Task description: Look through the records below and collect all lines that hold the string "lenses".

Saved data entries
::::
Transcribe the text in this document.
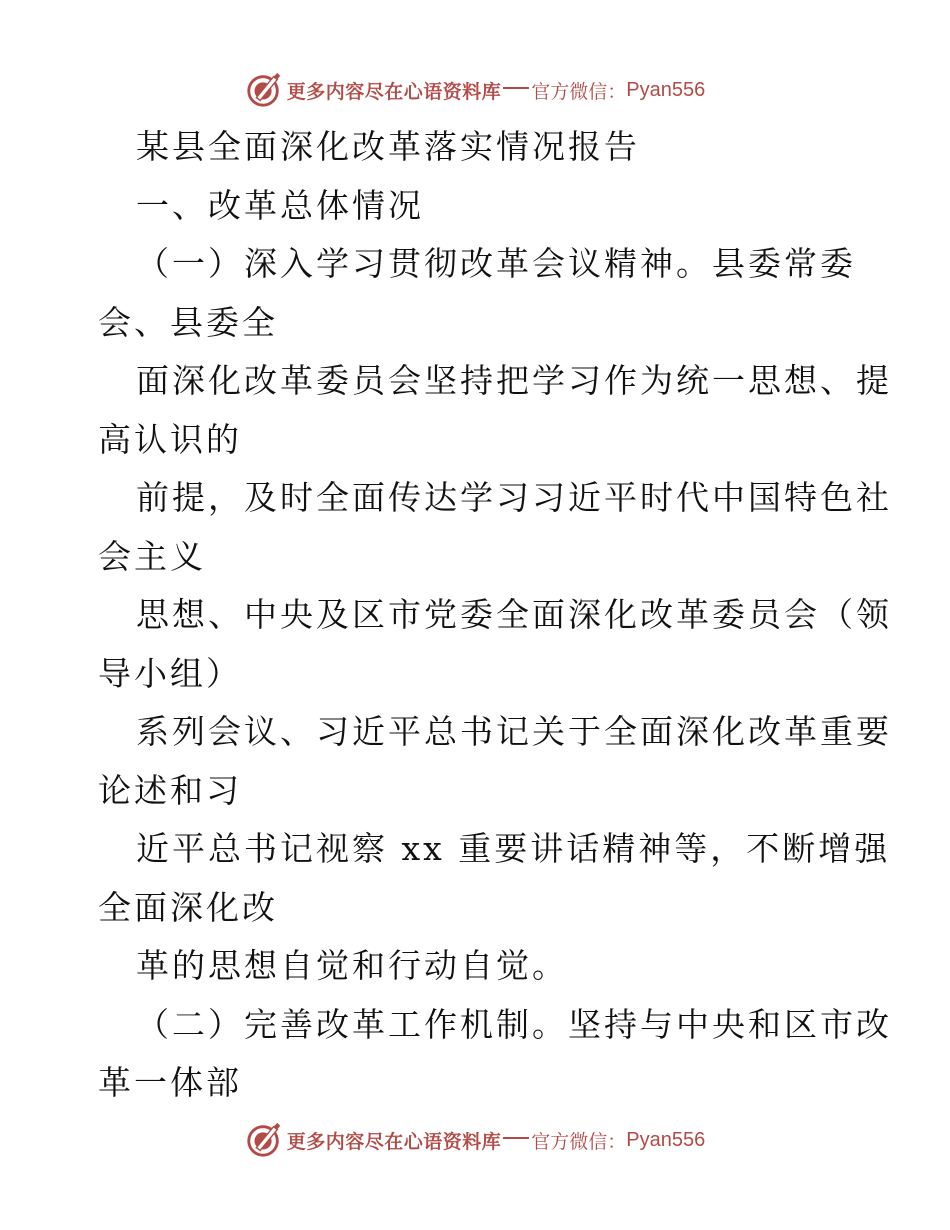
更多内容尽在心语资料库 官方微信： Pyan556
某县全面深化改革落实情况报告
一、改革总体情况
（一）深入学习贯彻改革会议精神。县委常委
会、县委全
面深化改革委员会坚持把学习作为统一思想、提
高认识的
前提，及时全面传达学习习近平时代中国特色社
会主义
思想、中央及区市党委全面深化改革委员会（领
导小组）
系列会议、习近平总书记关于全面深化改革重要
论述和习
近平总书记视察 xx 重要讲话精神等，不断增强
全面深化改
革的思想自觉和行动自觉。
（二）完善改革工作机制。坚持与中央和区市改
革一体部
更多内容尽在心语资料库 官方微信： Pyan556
::::
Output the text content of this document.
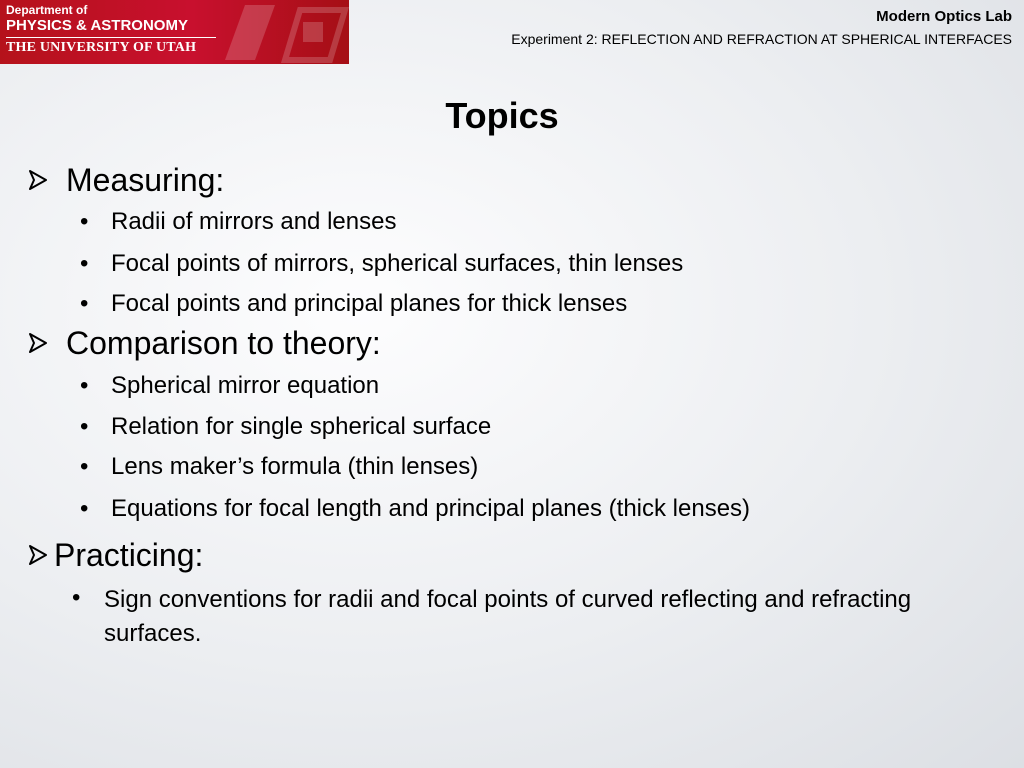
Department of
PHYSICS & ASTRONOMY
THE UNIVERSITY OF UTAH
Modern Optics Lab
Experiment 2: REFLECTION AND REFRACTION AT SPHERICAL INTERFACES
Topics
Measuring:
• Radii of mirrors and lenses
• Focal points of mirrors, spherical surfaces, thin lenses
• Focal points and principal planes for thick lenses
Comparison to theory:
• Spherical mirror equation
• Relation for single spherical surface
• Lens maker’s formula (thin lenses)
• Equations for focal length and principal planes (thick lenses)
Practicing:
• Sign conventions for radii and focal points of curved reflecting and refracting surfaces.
::::
Written answer:
• Radii of mirrors and lenses
• Focal points of mirrors, spherical surfaces, thin lenses
• Focal points and principal planes for thick lenses
• Lens maker’s formula (thin lenses)
• Equations for focal length and principal planes (thick lenses)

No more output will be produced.